#### Listed entries

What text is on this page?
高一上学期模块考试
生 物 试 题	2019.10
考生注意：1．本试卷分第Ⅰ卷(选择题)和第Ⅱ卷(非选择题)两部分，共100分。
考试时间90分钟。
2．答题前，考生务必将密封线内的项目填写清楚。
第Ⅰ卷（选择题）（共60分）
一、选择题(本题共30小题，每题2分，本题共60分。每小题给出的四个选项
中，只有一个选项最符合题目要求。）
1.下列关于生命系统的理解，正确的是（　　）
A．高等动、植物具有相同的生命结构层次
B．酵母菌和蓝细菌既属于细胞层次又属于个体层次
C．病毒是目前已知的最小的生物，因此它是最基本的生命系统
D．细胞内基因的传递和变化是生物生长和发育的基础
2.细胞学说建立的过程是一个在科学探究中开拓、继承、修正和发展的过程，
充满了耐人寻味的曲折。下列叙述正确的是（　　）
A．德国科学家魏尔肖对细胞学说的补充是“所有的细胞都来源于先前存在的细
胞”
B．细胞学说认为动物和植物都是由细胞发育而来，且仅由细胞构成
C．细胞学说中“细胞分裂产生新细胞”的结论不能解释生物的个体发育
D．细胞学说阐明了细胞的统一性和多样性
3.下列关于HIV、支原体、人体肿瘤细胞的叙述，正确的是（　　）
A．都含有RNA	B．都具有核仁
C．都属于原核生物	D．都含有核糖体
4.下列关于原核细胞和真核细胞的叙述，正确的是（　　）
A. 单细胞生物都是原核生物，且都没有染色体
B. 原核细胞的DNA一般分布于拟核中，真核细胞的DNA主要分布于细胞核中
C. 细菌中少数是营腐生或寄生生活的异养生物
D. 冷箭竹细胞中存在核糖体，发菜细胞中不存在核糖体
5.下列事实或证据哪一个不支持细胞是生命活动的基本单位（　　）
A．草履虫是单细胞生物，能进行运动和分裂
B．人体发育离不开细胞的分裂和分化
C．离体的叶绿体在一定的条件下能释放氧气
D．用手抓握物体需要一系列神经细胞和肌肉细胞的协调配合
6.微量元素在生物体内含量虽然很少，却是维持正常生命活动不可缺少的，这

########

To do: Reproduce all data above, unchanged.

Reply to the task:
What text is on this page?
高一上学期模块考试
生 物 试 题	2019.10
考生注意：1．本试卷分第Ⅰ卷(选择题)和第Ⅱ卷(非选择题)两部分，共100分。
考试时间90分钟。
2．答题前，考生务必将密封线内的项目填写清楚。
第Ⅰ卷（选择题）（共60分）
一、选择题(本题共30小题，每题2分，本题共60分。每小题给出的四个选项
中，只有一个选项最符合题目要求。）
1.下列关于生命系统的理解，正确的是（　　）
A．高等动、植物具有相同的生命结构层次
B．酵母菌和蓝细菌既属于细胞层次又属于个体层次
C．病毒是目前已知的最小的生物，因此它是最基本的生命系统
D．细胞内基因的传递和变化是生物生长和发育的基础
2.细胞学说建立的过程是一个在科学探究中开拓、继承、修正和发展的过程，
充满了耐人寻味的曲折。下列叙述正确的是（　　）
A．德国科学家魏尔肖对细胞学说的补充是“所有的细胞都来源于先前存在的细
胞”
B．细胞学说认为动物和植物都是由细胞发育而来，且仅由细胞构成
C．细胞学说中“细胞分裂产生新细胞”的结论不能解释生物的个体发育
D．细胞学说阐明了细胞的统一性和多样性
3.下列关于HIV、支原体、人体肿瘤细胞的叙述，正确的是（　　）
A．都含有RNA	B．都具有核仁
C．都属于原核生物	D．都含有核糖体
4.下列关于原核细胞和真核细胞的叙述，正确的是（　　）
A. 单细胞生物都是原核生物，且都没有染色体
B. 原核细胞的DNA一般分布于拟核中，真核细胞的DNA主要分布于细胞核中
C. 细菌中少数是营腐生或寄生生活的异养生物
D. 冷箭竹细胞中存在核糖体，发菜细胞中不存在核糖体
5.下列事实或证据哪一个不支持细胞是生命活动的基本单位（　　）
A．草履虫是单细胞生物，能进行运动和分裂
B．人体发育离不开细胞的分裂和分化
C．离体的叶绿体在一定的条件下能释放氧气
D．用手抓握物体需要一系列神经细胞和肌肉细胞的协调配合
6.微量元素在生物体内含量虽然很少，却是维持正常生命活动不可缺少的，这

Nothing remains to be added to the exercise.